> [THE PROBLEM]
Write out all entries word for word.

> [RAW DATA]
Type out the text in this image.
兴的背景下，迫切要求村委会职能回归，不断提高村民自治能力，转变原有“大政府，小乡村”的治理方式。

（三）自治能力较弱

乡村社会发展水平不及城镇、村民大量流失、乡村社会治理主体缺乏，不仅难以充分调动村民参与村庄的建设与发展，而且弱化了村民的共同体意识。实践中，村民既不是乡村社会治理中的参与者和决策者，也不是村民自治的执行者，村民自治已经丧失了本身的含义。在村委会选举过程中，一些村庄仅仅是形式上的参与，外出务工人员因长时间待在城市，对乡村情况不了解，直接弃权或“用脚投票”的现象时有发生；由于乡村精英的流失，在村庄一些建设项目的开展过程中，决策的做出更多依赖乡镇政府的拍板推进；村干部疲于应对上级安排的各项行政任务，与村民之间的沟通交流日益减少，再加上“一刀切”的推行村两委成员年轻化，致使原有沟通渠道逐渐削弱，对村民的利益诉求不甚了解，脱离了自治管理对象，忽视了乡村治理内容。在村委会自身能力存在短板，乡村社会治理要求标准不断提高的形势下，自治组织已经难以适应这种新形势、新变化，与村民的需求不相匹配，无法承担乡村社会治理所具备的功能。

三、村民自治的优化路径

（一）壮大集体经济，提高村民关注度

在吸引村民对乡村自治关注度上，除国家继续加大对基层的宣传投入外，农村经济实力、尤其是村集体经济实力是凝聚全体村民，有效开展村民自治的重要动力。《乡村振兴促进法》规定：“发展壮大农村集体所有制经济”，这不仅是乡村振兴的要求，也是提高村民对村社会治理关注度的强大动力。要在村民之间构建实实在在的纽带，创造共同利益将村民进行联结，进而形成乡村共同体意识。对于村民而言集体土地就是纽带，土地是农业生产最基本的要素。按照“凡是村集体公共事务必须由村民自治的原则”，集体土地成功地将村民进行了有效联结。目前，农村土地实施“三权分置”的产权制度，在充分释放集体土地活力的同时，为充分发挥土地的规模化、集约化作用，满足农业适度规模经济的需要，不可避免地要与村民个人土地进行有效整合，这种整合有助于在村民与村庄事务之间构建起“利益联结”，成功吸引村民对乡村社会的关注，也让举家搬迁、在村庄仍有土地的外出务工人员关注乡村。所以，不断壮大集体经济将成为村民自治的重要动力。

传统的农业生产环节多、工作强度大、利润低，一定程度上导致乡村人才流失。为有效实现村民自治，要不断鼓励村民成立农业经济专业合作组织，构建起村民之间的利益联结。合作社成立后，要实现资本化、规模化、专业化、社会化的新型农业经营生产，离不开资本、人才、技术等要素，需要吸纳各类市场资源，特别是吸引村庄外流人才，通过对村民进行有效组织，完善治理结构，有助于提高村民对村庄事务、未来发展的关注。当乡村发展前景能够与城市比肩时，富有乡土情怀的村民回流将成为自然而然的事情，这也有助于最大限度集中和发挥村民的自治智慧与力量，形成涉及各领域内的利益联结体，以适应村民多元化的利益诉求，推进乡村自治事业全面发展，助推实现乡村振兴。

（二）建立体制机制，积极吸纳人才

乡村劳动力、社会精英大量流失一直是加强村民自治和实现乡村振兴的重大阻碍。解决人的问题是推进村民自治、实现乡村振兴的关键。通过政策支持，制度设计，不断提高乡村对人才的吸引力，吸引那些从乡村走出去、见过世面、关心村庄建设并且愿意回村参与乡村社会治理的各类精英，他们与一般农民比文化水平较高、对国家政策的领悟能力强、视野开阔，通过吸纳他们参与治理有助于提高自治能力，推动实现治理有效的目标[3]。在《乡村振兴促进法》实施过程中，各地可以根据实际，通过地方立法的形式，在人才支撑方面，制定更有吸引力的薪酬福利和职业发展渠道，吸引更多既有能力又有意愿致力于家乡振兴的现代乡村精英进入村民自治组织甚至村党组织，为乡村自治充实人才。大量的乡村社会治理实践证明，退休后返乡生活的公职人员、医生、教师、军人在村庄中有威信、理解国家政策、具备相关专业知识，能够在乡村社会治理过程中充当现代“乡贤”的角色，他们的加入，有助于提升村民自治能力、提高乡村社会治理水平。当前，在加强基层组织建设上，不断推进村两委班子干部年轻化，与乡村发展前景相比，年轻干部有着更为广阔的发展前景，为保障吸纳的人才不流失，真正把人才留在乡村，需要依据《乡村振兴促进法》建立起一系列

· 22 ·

> [EXERCISE RESPONSE]
Type out the text in this image.
兴的背景下，迫切要求村委会职能回归，不断提高村民自治能力，转变原有“大政府，小乡村”的治理方式。

（三）自治能力较弱

乡村社会发展水平不及城镇、村民大量流失、乡村社会治理主体缺乏，不仅难以充分调动村民参与村庄的建设与发展，而且弱化了村民的共同体意识。实践中，村民既不是乡村社会治理中的参与者和决策者，也不是村民自治的执行者，村民自治已经丧失了本身的含义。在村委会选举过程中，一些村庄仅仅是形式上的参与，外出务工人员因长时间待在城市，对乡村情况不了解，直接弃权或“用脚投票”的现象时有发生；由于乡村精英的流失，在村庄一些建设项目的开展过程中，决策的做出更多依赖乡镇政府的拍板推进；村干部疲于应对上级安排的各项行政任务，与村民之间的沟通交流日益减少，再加上“一刀切”的推行村两委成员年轻化，致使原有沟通渠道逐渐削弱，对村民的利益诉求不甚了解，脱离了自治管理对象，忽视了乡村治理内容。在村委会自身能力存在短板，乡村社会治理要求标准不断提高的形势下，自治组织已经难以适应这种新形势、新变化，与村民的需求不相匹配，无法承担乡村社会治理所具备的功能。

三、村民自治的优化路径

（一）壮大集体经济，提高村民关注度

在吸引村民对乡村自治关注度上，除国家继续加大对基层的宣传投入外，农村经济实力、尤其是村集体经济实力是凝聚全体村民，有效开展村民自治的重要动力。《乡村振兴促进法》规定：“发展壮大农村集体所有制经济”，这不仅是乡村振兴的要求，也是提高村民对村社会治理关注度的强大动力。要在村民之间构建实实在在的纽带，创造共同利益将村民进行联结，进而形成乡村共同体意识。对于村民而言集体土地就是纽带，土地是农业生产最基本的要素。按照“凡是村集体公共事务必须由村民自治的原则”，集体土地成功地将村民进行了有效联结。目前，农村土地实施“三权分置”的产权制度，在充分释放集体土地活力的同时，为充分发挥土地的规模化、集约化作用，满足农业适度规模经济的需要，不可避免地要与村民个人土地进行有效整合，这种整合有助于在村民与村庄事务之间构建起“利益联结”，成功吸引村民对乡村社会的关注，也让举家搬迁、在村庄仍有土地的外出务工人员关注乡村。所以，不断壮大集体经济将成为村民自治的重要动力。

传统的农业生产环节多、工作强度大、利润低，一定程度上导致乡村人才流失。为有效实现村民自治，要不断鼓励村民成立农业经济专业合作组织，构建起村民之间的利益联结。合作社成立后，要实现资本化、规模化、专业化、社会化的新型农业经营生产，离不开资本、人才、技术等要素，需要吸纳各类市场资源，特别是吸引村庄外流人才，通过对村民进行有效组织，完善治理结构，有助于提高村民对村庄事务、未来发展的关注。当乡村发展前景能够与城市比肩时，富有乡土情怀的村民回流将成为自然而然的事情，这也有助于最大限度集中和发挥村民的自治智慧与力量，形成涉及各领域内的利益联结体，以适应村民多元化的利益诉求，推进乡村自治事业全面发展，助推实现乡村振兴。

（二）建立体制机制，积极吸纳人才

乡村劳动力、社会精英大量流失一直是加强村民自治和实现乡村振兴的重大阻碍。解决人的问题是推进村民自治、实现乡村振兴的关键。通过政策支持，制度设计，不断提高乡村对人才的吸引力，吸引那些从乡村走出去、见过世面、关心村庄建设并且愿意回村参与乡村社会治理的各类精英，他们与一般农民比文化水平较高、对国家政策的领悟能力强、视野开阔，通过吸纳他们参与治理有助于提高自治能力，推动实现治理有效的目标[3]。在《乡村振兴促进法》实施过程中，各地可以根据实际，通过地方立法的形式，在人才支撑方面，制定更有吸引力的薪酬福利和职业发展渠道，吸引更多既有能力又有意愿致力于家乡振兴的现代乡村精英进入村民自治组织甚至村党组织，为乡村自治充实人才。大量的乡村社会治理实践证明，退休后返乡生活的公职人员、医生、教师、军人在村庄中有威信、理解国家政策、具备相关专业知识，能够在乡村社会治理过程中充当现代“乡贤”的角色，他们的加入，有助于提升村民自治能力、提高乡村社会治理水平。当前，在加强基层组织建设上，不断推进村两委班子干部年轻化，与乡村发展前景相比，年轻干部有着更为广阔的发展前景，为保障吸纳的人才不流失，真正把人才留在乡村，需要依据《乡村振兴促进法》建立起一系列

· 22 ·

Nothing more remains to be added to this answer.